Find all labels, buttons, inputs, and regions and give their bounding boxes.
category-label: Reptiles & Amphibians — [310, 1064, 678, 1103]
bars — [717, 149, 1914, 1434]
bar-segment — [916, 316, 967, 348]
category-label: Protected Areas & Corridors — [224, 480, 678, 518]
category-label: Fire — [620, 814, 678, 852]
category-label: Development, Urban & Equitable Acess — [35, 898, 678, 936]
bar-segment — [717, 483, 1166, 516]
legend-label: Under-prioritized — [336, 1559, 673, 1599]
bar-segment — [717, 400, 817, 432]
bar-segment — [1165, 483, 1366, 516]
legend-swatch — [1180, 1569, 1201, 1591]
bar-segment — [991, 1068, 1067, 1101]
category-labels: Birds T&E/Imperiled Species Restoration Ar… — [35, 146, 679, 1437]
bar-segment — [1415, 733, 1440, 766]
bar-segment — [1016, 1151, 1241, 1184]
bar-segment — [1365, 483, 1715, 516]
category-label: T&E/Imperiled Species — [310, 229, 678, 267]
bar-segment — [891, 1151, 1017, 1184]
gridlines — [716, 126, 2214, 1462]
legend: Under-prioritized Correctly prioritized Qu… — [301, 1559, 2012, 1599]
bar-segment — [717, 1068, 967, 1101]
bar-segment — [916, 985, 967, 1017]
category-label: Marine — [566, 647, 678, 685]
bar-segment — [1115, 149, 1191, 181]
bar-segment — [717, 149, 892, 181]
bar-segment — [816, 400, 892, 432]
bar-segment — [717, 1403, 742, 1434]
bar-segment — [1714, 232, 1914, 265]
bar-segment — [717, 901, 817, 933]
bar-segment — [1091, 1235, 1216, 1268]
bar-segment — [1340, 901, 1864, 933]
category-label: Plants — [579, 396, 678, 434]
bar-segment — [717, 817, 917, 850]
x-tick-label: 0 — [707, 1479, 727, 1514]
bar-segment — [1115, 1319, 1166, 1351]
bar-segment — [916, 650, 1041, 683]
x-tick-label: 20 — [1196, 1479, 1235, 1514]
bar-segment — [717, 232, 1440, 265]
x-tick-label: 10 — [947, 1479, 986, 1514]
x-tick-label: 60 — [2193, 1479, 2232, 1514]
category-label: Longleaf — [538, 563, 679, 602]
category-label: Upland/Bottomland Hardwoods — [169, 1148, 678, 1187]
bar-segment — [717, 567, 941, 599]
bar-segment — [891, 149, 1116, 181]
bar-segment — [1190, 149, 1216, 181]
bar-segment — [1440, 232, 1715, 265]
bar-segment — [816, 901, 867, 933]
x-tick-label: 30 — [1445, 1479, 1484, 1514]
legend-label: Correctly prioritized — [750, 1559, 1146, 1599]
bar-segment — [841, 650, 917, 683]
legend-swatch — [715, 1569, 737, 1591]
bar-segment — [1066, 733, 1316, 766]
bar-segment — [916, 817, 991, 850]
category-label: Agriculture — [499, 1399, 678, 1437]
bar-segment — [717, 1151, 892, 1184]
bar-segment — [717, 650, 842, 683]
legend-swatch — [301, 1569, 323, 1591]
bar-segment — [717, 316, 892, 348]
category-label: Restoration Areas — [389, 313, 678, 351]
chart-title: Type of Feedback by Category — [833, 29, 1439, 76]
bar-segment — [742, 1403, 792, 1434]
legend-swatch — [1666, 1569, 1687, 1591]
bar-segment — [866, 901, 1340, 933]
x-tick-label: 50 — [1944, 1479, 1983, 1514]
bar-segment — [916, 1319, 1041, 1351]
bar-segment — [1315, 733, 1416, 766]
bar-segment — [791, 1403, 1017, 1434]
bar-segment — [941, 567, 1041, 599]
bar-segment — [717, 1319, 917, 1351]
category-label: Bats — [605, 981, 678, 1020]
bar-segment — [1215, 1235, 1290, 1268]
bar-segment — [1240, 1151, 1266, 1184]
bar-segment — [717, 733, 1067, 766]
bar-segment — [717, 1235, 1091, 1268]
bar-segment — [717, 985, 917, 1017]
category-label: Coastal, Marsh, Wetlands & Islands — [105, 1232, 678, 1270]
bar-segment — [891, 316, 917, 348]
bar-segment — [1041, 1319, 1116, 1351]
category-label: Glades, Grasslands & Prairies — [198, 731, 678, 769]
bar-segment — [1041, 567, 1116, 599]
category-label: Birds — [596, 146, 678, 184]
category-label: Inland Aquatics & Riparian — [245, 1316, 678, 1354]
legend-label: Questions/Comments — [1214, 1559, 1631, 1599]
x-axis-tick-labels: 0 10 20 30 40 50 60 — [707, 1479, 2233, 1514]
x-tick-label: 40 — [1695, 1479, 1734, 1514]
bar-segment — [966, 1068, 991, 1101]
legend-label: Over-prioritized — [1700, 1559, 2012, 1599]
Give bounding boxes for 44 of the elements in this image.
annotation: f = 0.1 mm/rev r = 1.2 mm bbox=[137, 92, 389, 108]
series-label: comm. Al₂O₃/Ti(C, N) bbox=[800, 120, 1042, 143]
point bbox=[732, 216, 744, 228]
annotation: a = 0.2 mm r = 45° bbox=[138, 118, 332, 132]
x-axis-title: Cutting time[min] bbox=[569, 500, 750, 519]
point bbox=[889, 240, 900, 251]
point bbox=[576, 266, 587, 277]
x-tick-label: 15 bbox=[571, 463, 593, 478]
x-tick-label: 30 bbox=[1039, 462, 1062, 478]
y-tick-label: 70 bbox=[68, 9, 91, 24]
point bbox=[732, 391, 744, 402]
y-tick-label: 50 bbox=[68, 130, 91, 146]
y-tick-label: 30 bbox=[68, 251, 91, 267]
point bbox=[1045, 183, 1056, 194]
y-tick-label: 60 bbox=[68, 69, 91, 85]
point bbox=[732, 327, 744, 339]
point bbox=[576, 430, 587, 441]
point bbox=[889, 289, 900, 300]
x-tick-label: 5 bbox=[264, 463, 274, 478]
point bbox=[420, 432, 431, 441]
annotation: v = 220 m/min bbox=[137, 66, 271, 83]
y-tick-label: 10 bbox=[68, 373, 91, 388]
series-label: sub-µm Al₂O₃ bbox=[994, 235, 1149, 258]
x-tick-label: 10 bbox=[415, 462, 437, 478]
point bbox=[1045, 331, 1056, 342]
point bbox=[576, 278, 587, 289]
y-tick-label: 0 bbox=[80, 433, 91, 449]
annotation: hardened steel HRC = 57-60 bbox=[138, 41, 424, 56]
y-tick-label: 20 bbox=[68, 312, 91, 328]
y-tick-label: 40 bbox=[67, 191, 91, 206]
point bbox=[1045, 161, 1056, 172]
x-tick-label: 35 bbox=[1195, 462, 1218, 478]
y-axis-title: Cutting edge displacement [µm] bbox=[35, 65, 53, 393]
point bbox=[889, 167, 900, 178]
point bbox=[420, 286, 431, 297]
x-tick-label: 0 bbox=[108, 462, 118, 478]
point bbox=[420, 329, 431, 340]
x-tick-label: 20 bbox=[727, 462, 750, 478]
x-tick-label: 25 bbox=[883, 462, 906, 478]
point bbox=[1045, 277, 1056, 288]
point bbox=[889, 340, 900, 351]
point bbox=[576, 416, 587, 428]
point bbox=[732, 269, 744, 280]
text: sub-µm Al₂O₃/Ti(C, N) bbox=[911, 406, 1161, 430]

* * * *

WHAT YOU NEED TO DO
Copy every line above word for word, changing nothing.

TASK ANSWER
Find all labels, buttons, inputs, and regions and give their bounding boxes.
category-label: Reptiles & Amphibians — [310, 1064, 678, 1103]
bars — [717, 149, 1914, 1434]
bar-segment — [916, 316, 967, 348]
category-label: Protected Areas & Corridors — [224, 480, 678, 518]
category-label: Fire — [620, 814, 678, 852]
category-label: Development, Urban & Equitable Acess — [35, 898, 678, 936]
bar-segment — [717, 483, 1166, 516]
legend-label: Under-prioritized — [336, 1559, 673, 1599]
bar-segment — [717, 400, 817, 432]
bar-segment — [1165, 483, 1366, 516]
legend-swatch — [1180, 1569, 1201, 1591]
bar-segment — [991, 1068, 1067, 1101]
category-labels: Birds T&E/Imperiled Species Restoration Ar… — [35, 146, 679, 1437]
bar-segment — [1415, 733, 1440, 766]
bar-segment — [1016, 1151, 1241, 1184]
bar-segment — [1365, 483, 1715, 516]
category-label: T&E/Imperiled Species — [310, 229, 678, 267]
bar-segment — [891, 1151, 1017, 1184]
gridlines — [716, 126, 2214, 1462]
legend: Under-prioritized Correctly prioritized Qu… — [301, 1559, 2012, 1599]
bar-segment — [717, 1068, 967, 1101]
bar-segment — [916, 985, 967, 1017]
category-label: Marine — [566, 647, 678, 685]
bar-segment — [1115, 149, 1191, 181]
bar-segment — [717, 149, 892, 181]
bar-segment — [816, 400, 892, 432]
bar-segment — [717, 1403, 742, 1434]
bar-segment — [1714, 232, 1914, 265]
bar-segment — [717, 901, 817, 933]
bar-segment — [1091, 1235, 1216, 1268]
bar-segment — [1340, 901, 1864, 933]
category-label: Plants — [579, 396, 678, 434]
bar-segment — [717, 817, 917, 850]
x-tick-label: 0 — [707, 1479, 727, 1514]
bar-segment — [1115, 1319, 1166, 1351]
bar-segment — [916, 650, 1041, 683]
x-tick-label: 20 — [1196, 1479, 1235, 1514]
bar-segment — [717, 232, 1440, 265]
x-tick-label: 10 — [947, 1479, 986, 1514]
x-tick-label: 60 — [2193, 1479, 2232, 1514]
category-label: Longleaf — [538, 563, 679, 602]
category-label: Upland/Bottomland Hardwoods — [169, 1148, 678, 1187]
bar-segment — [717, 567, 941, 599]
bar-segment — [891, 149, 1116, 181]
bar-segment — [1190, 149, 1216, 181]
bar-segment — [1440, 232, 1715, 265]
bar-segment — [816, 901, 867, 933]
x-tick-label: 30 — [1445, 1479, 1484, 1514]
legend-label: Correctly prioritized — [750, 1559, 1146, 1599]
bar-segment — [841, 650, 917, 683]
legend-swatch — [715, 1569, 737, 1591]
bar-segment — [1066, 733, 1316, 766]
bar-segment — [916, 817, 991, 850]
category-label: Agriculture — [499, 1399, 678, 1437]
bar-segment — [717, 1151, 892, 1184]
bar-segment — [717, 650, 842, 683]
legend-swatch — [301, 1569, 323, 1591]
bar-segment — [717, 316, 892, 348]
category-label: Restoration Areas — [389, 313, 678, 351]
chart-title: Type of Feedback by Category — [833, 29, 1439, 76]
bar-segment — [742, 1403, 792, 1434]
legend-swatch — [1666, 1569, 1687, 1591]
bar-segment — [866, 901, 1340, 933]
x-tick-label: 50 — [1944, 1479, 1983, 1514]
bar-segment — [916, 1319, 1041, 1351]
bar-segment — [1315, 733, 1416, 766]
bar-segment — [791, 1403, 1017, 1434]
bar-segment — [941, 567, 1041, 599]
bar-segment — [717, 1319, 917, 1351]
category-label: Bats — [605, 981, 678, 1020]
bar-segment — [1215, 1235, 1290, 1268]
bar-segment — [1240, 1151, 1266, 1184]
bar-segment — [717, 733, 1067, 766]
bar-segment — [717, 1235, 1091, 1268]
bar-segment — [717, 985, 917, 1017]
category-label: Coastal, Marsh, Wetlands & Islands — [105, 1232, 678, 1270]
bar-segment — [891, 316, 917, 348]
bar-segment — [1041, 1319, 1116, 1351]
category-label: Glades, Grasslands & Prairies — [198, 731, 678, 769]
bar-segment — [1041, 567, 1116, 599]
category-label: Birds — [596, 146, 678, 184]
category-label: Inland Aquatics & Riparian — [245, 1316, 678, 1354]
legend-label: Questions/Comments — [1214, 1559, 1631, 1599]
x-axis-tick-labels: 0 10 20 30 40 50 60 — [707, 1479, 2233, 1514]
x-tick-label: 40 — [1695, 1479, 1734, 1514]
bar-segment — [966, 1068, 991, 1101]
legend-label: Over-prioritized — [1700, 1559, 2012, 1599]
Give bounding boxes for 44 of the elements in this image.
annotation: f = 0.1 mm/rev r = 1.2 mm bbox=[137, 92, 389, 108]
series-label: comm. Al₂O₃/Ti(C, N) bbox=[800, 120, 1042, 143]
point bbox=[732, 216, 744, 228]
annotation: a = 0.2 mm r = 45° bbox=[138, 118, 332, 132]
x-axis-title: Cutting time[min] bbox=[569, 500, 750, 519]
point bbox=[889, 240, 900, 251]
point bbox=[576, 266, 587, 277]
x-tick-label: 15 bbox=[571, 463, 593, 478]
x-tick-label: 30 bbox=[1039, 462, 1062, 478]
y-tick-label: 70 bbox=[68, 9, 91, 24]
point bbox=[732, 391, 744, 402]
y-tick-label: 50 bbox=[68, 130, 91, 146]
y-tick-label: 30 bbox=[68, 251, 91, 267]
point bbox=[1045, 183, 1056, 194]
y-tick-label: 60 bbox=[68, 69, 91, 85]
point bbox=[732, 327, 744, 339]
point bbox=[576, 430, 587, 441]
point bbox=[889, 289, 900, 300]
x-tick-label: 5 bbox=[264, 463, 274, 478]
point bbox=[420, 432, 431, 441]
annotation: v = 220 m/min bbox=[137, 66, 271, 83]
y-tick-label: 10 bbox=[68, 373, 91, 388]
series-label: sub-µm Al₂O₃ bbox=[994, 235, 1149, 258]
x-tick-label: 10 bbox=[415, 462, 437, 478]
point bbox=[1045, 331, 1056, 342]
point bbox=[576, 278, 587, 289]
y-tick-label: 0 bbox=[80, 433, 91, 449]
annotation: hardened steel HRC = 57-60 bbox=[138, 41, 424, 56]
y-tick-label: 20 bbox=[68, 312, 91, 328]
y-tick-label: 40 bbox=[67, 191, 91, 206]
point bbox=[1045, 161, 1056, 172]
x-tick-label: 35 bbox=[1195, 462, 1218, 478]
y-axis-title: Cutting edge displacement [µm] bbox=[35, 65, 53, 393]
point bbox=[889, 167, 900, 178]
point bbox=[420, 286, 431, 297]
x-tick-label: 0 bbox=[108, 462, 118, 478]
point bbox=[420, 329, 431, 340]
x-tick-label: 20 bbox=[727, 462, 750, 478]
x-tick-label: 25 bbox=[883, 462, 906, 478]
point bbox=[1045, 277, 1056, 288]
point bbox=[889, 340, 900, 351]
point bbox=[576, 416, 587, 428]
point bbox=[732, 269, 744, 280]
text: sub-µm Al₂O₃/Ti(C, N) bbox=[911, 406, 1161, 430]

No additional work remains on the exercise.